§ Belge
◆ ◆ ◆ ◆ ◆
Saadet Partisi Genel Başkanı Temel Karamollaoğlu, dün partisinin İzmit ve Yalova'daki kongrelerine katıldı. Karamollaoğlu yaptığı konuşmalarda AKP'nin belediye başkanlarını istifaya zorlamasını eleştirdi.
Saadet Partisi Genel Başkanı Temel Karamollaoğlu, AKP'nin çukura düştüğünü söyleyerek, "Bugün hükümetin geldiği nokta, tam dediğimiz nokta oldu. Çukura düştüler. Telaşa kapıldılar. Nasıl çözeceklerini de emin olun bilemiyorlar. Baktığımız zaman şu Ak Parti 'nin durumuna sevineyim mi, üzüleyim mi bilemiyorum, ama daha çok üzülüyorum. Bu hatalara 15-16 yıldır etmeyin, yapmayın dediğimiz halde, kendi politikalarından sapmadılar. Bugün geldikleri noktada feryat ediyorlar. Üsluplarını da tasvip etmiyorum, böyle meydan okur gibi 'Ey!' diyorlar. Çünkü bu arkadaşlar bizden ayrıldıklarında, milli görüş gömleğini çıkardıklarında ispat için 'Biz artık İslam Birliği'ni değil, Avrupa Birliği'ni medeniyet projesi olarak gördük' dediler. Şimdi ne oldu? Şimdi de bir şaşkınlığın içine düştüler" dedi.
"16 SENE ÖNCE SÖYLEDİK"
◆ ◆ ◆ ◆ ◆
§ Görev listesi
• 1. Aşağıdaki kayıtlarda `ticks` dizesini içeren bütün satırları bul ve her birini kopyala.
• 2. Karamollaoğlu'nun kongre konuşmalarını aktaran yukarıdaki haberi kaldığı yerden sürdür.

§ İşlenecek veriler
◆ ◆ ◆ ◆ ◆
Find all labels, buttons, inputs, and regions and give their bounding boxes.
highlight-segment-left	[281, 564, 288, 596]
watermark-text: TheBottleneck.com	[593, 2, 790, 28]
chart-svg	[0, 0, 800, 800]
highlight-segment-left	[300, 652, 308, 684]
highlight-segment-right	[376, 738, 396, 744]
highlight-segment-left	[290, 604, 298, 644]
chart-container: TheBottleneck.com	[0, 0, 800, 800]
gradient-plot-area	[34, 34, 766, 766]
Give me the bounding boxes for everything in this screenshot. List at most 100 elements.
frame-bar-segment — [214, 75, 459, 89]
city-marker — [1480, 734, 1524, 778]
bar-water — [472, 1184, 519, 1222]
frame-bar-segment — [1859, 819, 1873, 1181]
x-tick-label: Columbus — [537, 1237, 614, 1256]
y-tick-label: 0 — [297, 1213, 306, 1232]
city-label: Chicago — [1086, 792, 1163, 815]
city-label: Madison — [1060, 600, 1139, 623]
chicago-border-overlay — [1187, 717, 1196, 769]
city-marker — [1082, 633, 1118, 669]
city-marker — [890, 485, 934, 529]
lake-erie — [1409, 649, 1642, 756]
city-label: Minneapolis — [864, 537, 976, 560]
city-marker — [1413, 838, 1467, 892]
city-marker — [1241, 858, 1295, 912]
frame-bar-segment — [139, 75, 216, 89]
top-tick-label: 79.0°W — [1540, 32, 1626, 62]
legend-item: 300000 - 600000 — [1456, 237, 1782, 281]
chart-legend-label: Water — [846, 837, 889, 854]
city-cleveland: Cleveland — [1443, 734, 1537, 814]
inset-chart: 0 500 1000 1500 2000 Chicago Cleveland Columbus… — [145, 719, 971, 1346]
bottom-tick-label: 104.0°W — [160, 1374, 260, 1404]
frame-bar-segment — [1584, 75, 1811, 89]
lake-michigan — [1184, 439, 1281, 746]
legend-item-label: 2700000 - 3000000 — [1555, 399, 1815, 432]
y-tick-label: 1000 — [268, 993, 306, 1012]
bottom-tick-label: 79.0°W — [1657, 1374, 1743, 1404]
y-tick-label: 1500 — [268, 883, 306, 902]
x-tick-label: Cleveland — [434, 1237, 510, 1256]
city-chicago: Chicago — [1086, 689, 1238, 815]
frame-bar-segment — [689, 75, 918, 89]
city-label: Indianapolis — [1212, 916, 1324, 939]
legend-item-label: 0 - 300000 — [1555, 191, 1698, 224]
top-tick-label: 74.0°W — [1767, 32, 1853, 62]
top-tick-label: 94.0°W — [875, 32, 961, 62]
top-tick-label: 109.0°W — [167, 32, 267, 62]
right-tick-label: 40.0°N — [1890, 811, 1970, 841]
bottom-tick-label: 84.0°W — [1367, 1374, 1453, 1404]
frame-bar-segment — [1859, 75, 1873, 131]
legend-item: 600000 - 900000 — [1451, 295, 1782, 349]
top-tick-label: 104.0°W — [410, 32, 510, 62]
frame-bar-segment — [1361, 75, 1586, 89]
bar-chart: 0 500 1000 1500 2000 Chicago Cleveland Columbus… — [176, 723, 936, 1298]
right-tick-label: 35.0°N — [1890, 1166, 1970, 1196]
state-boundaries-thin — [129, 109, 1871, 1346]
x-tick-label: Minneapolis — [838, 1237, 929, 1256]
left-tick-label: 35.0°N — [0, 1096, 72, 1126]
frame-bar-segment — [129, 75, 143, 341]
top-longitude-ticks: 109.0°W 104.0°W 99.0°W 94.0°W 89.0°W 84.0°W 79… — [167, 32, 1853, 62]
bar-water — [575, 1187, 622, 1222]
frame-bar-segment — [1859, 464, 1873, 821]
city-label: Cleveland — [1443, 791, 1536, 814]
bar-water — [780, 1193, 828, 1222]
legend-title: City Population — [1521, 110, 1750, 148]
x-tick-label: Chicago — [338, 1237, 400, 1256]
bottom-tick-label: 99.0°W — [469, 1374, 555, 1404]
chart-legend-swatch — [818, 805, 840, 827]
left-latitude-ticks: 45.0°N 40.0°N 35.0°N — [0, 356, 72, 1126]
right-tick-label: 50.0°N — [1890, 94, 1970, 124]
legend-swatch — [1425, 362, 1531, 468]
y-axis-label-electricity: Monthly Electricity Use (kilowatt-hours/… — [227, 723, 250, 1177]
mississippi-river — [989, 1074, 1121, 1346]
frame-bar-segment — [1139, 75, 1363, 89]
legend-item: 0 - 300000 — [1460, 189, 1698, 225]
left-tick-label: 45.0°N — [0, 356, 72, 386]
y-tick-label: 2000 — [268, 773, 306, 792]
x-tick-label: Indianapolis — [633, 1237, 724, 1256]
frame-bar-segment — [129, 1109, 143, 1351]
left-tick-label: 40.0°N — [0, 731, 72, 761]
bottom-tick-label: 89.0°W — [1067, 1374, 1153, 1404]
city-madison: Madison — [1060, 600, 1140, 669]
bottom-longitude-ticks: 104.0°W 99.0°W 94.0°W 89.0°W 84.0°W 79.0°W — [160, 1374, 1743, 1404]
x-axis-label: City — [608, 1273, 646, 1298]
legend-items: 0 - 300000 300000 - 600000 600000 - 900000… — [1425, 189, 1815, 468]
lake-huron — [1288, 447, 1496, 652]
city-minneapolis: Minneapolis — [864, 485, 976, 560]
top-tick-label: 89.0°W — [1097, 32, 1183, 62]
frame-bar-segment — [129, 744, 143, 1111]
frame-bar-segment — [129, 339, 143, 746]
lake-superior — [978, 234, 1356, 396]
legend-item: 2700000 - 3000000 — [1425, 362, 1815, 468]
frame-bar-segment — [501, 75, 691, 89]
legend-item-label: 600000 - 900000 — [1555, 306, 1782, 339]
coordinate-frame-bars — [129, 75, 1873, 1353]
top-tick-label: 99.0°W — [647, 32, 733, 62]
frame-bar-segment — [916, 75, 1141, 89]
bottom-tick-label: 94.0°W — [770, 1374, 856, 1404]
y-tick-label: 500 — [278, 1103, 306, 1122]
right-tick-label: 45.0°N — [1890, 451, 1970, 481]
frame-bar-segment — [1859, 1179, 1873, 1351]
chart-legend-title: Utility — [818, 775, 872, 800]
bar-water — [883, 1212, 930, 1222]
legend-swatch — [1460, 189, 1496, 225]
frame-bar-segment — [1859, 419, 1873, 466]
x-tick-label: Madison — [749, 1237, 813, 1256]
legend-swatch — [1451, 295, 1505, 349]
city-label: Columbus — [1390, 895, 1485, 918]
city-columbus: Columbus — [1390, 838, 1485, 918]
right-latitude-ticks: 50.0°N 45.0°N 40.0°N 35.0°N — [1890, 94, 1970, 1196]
◆ ◆ ◆ ◆ ◆
§ Görev çıktıları
• 1.
top-longitude-ticks: 109.0°W 104.0°W 99.0°W 94.0°W 89.0°W 84.0°W 79… — [167, 32, 1853, 62]
left-latitude-ticks: 45.0°N 40.0°N 35.0°N — [0, 356, 72, 1126]
bottom-longitude-ticks: 104.0°W 99.0°W 94.0°W 89.0°W 84.0°W 79.0°W — [160, 1374, 1743, 1404]
right-latitude-ticks: 50.0°N 45.0°N 40.0°N 35.0°N — [1890, 94, 1970, 1196]

• 2.
Karamollaoğlu, Ak Parti'yi ABD ile stratejik müttefiklik konusunda uyardıklarını belirterek, "Sadece o yetmedi. 'Amerika Birleşik Devletleri'ni ve İsrail 'i stratejik müttefik kabul etmeyin. Bunlar sizin stratejik müttefikleriniz olamazlar. Çünkü sizin ve bizim topraklarımızda gözleri var. Bütün İslam alemini köleleştirmek istiyorlar. Bunlar sömürüyü kendi hakları olarak görürler' dedik. Adamlar da çıktı dedi ki, 'Arkadaş, biz stratejik müttefiksek bize uyacaksınız. Niye, çünkü biz güçlüyüz.' Tamam güçlüsünüz ama biz de terör estiren kesimlere siz, bize verdiğiniz silahlardan daha modernini, daha gelişmişini veriyorsunuz. Bir ordu kurduruyorsunuz onlara. 'Yaparım. Bu benim hakkım. Çünkü ben Ortadoğu'yu bunlarla yöneteceğim' dediler. Şimdi bağırıyorlar, 'bu ne biçim stratejik müttefiklik' diye. Yahu biz onun ne biçim stratejik müttefiklik olduğunu 16 sene önce söyledik" diye konuştu.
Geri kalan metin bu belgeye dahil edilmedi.